**Material for the task:**
>> Start

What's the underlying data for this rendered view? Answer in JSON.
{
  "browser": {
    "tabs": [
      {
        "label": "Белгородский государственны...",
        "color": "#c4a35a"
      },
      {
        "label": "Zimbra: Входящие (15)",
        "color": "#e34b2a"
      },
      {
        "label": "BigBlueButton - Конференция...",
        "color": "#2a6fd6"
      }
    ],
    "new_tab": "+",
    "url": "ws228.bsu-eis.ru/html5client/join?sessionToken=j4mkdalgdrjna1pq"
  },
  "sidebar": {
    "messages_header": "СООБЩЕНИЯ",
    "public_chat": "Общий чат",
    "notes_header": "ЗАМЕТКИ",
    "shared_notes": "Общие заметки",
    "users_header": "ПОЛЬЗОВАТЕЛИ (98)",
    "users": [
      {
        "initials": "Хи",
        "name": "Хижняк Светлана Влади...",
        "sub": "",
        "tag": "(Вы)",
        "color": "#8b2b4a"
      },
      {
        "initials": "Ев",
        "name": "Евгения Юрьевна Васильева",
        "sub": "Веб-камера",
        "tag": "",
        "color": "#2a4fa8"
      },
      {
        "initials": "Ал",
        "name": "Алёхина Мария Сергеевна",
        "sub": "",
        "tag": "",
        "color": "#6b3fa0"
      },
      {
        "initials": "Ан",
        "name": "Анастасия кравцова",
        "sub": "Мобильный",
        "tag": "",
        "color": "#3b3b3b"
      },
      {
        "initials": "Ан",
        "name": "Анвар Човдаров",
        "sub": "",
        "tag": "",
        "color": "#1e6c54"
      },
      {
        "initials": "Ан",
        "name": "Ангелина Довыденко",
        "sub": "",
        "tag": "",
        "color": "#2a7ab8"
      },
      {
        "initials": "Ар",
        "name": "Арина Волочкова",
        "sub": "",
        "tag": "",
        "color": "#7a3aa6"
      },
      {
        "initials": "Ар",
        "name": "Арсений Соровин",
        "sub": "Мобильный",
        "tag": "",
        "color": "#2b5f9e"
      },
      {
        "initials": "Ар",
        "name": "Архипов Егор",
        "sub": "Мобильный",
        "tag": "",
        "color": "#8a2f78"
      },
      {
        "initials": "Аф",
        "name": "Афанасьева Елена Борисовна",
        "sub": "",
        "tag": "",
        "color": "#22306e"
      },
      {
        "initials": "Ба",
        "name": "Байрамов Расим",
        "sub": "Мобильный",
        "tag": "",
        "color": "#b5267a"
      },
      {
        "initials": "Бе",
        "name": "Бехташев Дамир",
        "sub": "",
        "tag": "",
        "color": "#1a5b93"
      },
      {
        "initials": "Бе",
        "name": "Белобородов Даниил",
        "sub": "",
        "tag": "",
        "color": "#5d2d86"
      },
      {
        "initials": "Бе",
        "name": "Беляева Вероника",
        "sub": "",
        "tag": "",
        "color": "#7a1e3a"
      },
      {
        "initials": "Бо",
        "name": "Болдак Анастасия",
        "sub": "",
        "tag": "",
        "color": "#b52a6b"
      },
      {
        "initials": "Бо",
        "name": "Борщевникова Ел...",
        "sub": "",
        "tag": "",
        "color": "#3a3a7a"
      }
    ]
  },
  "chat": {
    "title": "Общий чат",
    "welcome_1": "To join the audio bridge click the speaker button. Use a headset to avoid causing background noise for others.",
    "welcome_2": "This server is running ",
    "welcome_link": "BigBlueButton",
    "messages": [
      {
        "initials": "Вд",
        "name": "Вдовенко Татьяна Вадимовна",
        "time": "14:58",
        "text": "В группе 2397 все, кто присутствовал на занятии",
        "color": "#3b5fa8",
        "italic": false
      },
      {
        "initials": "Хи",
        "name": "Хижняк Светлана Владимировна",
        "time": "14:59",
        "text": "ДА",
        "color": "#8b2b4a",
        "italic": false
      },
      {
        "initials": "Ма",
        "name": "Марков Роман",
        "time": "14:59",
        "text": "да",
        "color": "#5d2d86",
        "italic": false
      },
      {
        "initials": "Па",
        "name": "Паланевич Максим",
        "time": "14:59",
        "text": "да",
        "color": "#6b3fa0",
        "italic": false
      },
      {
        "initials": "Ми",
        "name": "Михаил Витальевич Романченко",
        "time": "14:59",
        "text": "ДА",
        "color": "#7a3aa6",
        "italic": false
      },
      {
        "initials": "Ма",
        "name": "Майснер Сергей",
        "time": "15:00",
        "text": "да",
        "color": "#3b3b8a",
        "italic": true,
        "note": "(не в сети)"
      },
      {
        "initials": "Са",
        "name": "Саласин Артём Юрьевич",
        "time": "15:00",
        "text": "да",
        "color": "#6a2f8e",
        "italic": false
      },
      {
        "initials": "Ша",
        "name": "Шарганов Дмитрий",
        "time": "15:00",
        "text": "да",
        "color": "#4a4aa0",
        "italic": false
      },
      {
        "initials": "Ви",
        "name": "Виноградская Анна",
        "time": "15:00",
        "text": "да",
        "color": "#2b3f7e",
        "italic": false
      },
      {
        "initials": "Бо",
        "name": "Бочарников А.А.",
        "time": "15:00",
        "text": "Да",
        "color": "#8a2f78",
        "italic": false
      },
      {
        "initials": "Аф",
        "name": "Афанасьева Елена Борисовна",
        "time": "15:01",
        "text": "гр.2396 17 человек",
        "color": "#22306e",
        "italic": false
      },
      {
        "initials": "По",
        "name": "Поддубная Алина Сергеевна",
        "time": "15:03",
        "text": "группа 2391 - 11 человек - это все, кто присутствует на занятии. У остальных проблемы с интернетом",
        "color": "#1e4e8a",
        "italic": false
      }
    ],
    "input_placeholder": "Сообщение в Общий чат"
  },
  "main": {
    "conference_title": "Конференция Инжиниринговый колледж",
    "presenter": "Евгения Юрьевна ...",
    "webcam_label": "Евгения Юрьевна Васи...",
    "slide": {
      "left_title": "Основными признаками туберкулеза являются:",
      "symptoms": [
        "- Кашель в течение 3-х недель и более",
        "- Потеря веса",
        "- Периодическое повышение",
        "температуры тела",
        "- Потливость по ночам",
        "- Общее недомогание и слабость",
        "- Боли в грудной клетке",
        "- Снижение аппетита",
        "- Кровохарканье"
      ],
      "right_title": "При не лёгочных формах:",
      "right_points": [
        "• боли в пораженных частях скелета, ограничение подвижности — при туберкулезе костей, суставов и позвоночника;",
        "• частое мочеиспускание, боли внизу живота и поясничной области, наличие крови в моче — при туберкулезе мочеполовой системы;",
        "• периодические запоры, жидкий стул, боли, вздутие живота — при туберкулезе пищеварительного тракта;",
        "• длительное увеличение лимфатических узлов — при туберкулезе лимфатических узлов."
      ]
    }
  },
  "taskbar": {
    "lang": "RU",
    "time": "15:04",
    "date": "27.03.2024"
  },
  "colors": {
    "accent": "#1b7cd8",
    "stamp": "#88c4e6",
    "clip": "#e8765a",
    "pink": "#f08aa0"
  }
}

>> End

**Exercise directions:** Retype the records that precede this task, keeping them exactly the same.

**Result:**
What's the underlying data for this rendered view? Answer in JSON.
{
  "browser": {
    "tabs": [
      {
        "label": "Белгородский государственны...",
        "color": "#c4a35a"
      },
      {
        "label": "Zimbra: Входящие (15)",
        "color": "#e34b2a"
      },
      {
        "label": "BigBlueButton - Конференция...",
        "color": "#2a6fd6"
      }
    ],
    "new_tab": "+",
    "url": "ws228.bsu-eis.ru/html5client/join?sessionToken=j4mkdalgdrjna1pq"
  },
  "sidebar": {
    "messages_header": "СООБЩЕНИЯ",
    "public_chat": "Общий чат",
    "notes_header": "ЗАМЕТКИ",
    "shared_notes": "Общие заметки",
    "users_header": "ПОЛЬЗОВАТЕЛИ (98)",
    "users": [
      {
        "initials": "Хи",
        "name": "Хижняк Светлана Влади...",
        "sub": "",
        "tag": "(Вы)",
        "color": "#8b2b4a"
      },
      {
        "initials": "Ев",
        "name": "Евгения Юрьевна Васильева",
        "sub": "Веб-камера",
        "tag": "",
        "color": "#2a4fa8"
      },
      {
        "initials": "Ал",
        "name": "Алёхина Мария Сергеевна",
        "sub": "",
        "tag": "",
        "color": "#6b3fa0"
      },
      {
        "initials": "Ан",
        "name": "Анастасия кравцова",
        "sub": "Мобильный",
        "tag": "",
        "color": "#3b3b3b"
      },
      {
        "initials": "Ан",
        "name": "Анвар Човдаров",
        "sub": "",
        "tag": "",
        "color": "#1e6c54"
      },
      {
        "initials": "Ан",
        "name": "Ангелина Довыденко",
        "sub": "",
        "tag": "",
        "color": "#2a7ab8"
      },
      {
        "initials": "Ар",
        "name": "Арина Волочкова",
        "sub": "",
        "tag": "",
        "color": "#7a3aa6"
      },
      {
        "initials": "Ар",
        "name": "Арсений Соровин",
        "sub": "Мобильный",
        "tag": "",
        "color": "#2b5f9e"
      },
      {
        "initials": "Ар",
        "name": "Архипов Егор",
        "sub": "Мобильный",
        "tag": "",
        "color": "#8a2f78"
      },
      {
        "initials": "Аф",
        "name": "Афанасьева Елена Борисовна",
        "sub": "",
        "tag": "",
        "color": "#22306e"
      },
      {
        "initials": "Ба",
        "name": "Байрамов Расим",
        "sub": "Мобильный",
        "tag": "",
        "color": "#b5267a"
      },
      {
        "initials": "Бе",
        "name": "Бехташев Дамир",
        "sub": "",
        "tag": "",
        "color": "#1a5b93"
      },
      {
        "initials": "Бе",
        "name": "Белобородов Даниил",
        "sub": "",
        "tag": "",
        "color": "#5d2d86"
      },
      {
        "initials": "Бе",
        "name": "Беляева Вероника",
        "sub": "",
        "tag": "",
        "color": "#7a1e3a"
      },
      {
        "initials": "Бо",
        "name": "Болдак Анастасия",
        "sub": "",
        "tag": "",
        "color": "#b52a6b"
      },
      {
        "initials": "Бо",
        "name": "Борщевникова Ел...",
        "sub": "",
        "tag": "",
        "color": "#3a3a7a"
      }
    ]
  },
  "chat": {
    "title": "Общий чат",
    "welcome_1": "To join the audio bridge click the speaker button. Use a headset to avoid causing background noise for others.",
    "welcome_2": "This server is running ",
    "welcome_link": "BigBlueButton",
    "messages": [
      {
        "initials": "Вд",
        "name": "Вдовенко Татьяна Вадимовна",
        "time": "14:58",
        "text": "В группе 2397 все, кто присутствовал на занятии",
        "color": "#3b5fa8",
        "italic": false
      },
      {
        "initials": "Хи",
        "name": "Хижняк Светлана Владимировна",
        "time": "14:59",
        "text": "ДА",
        "color": "#8b2b4a",
        "italic": false
      },
      {
        "initials": "Ма",
        "name": "Марков Роман",
        "time": "14:59",
        "text": "да",
        "color": "#5d2d86",
        "italic": false
      },
      {
        "initials": "Па",
        "name": "Паланевич Максим",
        "time": "14:59",
        "text": "да",
        "color": "#6b3fa0",
        "italic": false
      },
      {
        "initials": "Ми",
        "name": "Михаил Витальевич Романченко",
        "time": "14:59",
        "text": "ДА",
        "color": "#7a3aa6",
        "italic": false
      },
      {
        "initials": "Ма",
        "name": "Майснер Сергей",
        "time": "15:00",
        "text": "да",
        "color": "#3b3b8a",
        "italic": true,
        "note": "(не в сети)"
      },
      {
        "initials": "Са",
        "name": "Саласин Артём Юрьевич",
        "time": "15:00",
        "text": "да",
        "color": "#6a2f8e",
        "italic": false
      },
      {
        "initials": "Ша",
        "name": "Шарганов Дмитрий",
        "time": "15:00",
        "text": "да",
        "color": "#4a4aa0",
        "italic": false
      },
      {
        "initials": "Ви",
        "name": "Виноградская Анна",
        "time": "15:00",
        "text": "да",
        "color": "#2b3f7e",
        "italic": false
      },
      {
        "initials": "Бо",
        "name": "Бочарников А.А.",
        "time": "15:00",
        "text": "Да",
        "color": "#8a2f78",
        "italic": false
      },
      {
        "initials": "Аф",
        "name": "Афанасьева Елена Борисовна",
        "time": "15:01",
        "text": "гр.2396 17 человек",
        "color": "#22306e",
        "italic": false
      },
      {
        "initials": "По",
        "name": "Поддубная Алина Сергеевна",
        "time": "15:03",
        "text": "группа 2391 - 11 человек - это все, кто присутствует на занятии. У остальных проблемы с интернетом",
        "color": "#1e4e8a",
        "italic": false
      }
    ],
    "input_placeholder": "Сообщение в Общий чат"
  },
  "main": {
    "conference_title": "Конференция Инжиниринговый колледж",
    "presenter": "Евгения Юрьевна ...",
    "webcam_label": "Евгения Юрьевна Васи...",
    "slide": {
      "left_title": "Основными признаками туберкулеза являются:",
      "symptoms": [
        "- Кашель в течение 3-х недель и более",
        "- Потеря веса",
        "- Периодическое повышение",
        "температуры тела",
        "- Потливость по ночам",
        "- Общее недомогание и слабость",
        "- Боли в грудной клетке",
        "- Снижение аппетита",
        "- Кровохарканье"
      ],
      "right_title": "При не лёгочных формах:",
      "right_points": [
        "• боли в пораженных частях скелета, ограничение подвижности — при туберкулезе костей, суставов и позвоночника;",
        "• частое мочеиспускание, боли внизу живота и поясничной области, наличие крови в моче — при туберкулезе мочеполовой системы;",
        "• периодические запоры, жидкий стул, боли, вздутие живота — при туберкулезе пищеварительного тракта;",
        "• длительное увеличение лимфатических узлов — при туберкулезе лимфатических узлов."
      ]
    }
  },
  "taskbar": {
    "lang": "RU",
    "time": "15:04",
    "date": "27.03.2024"
  },
  "colors": {
    "accent": "#1b7cd8",
    "stamp": "#88c4e6",
    "clip": "#e8765a",
    "pink": "#f08aa0"
  }
}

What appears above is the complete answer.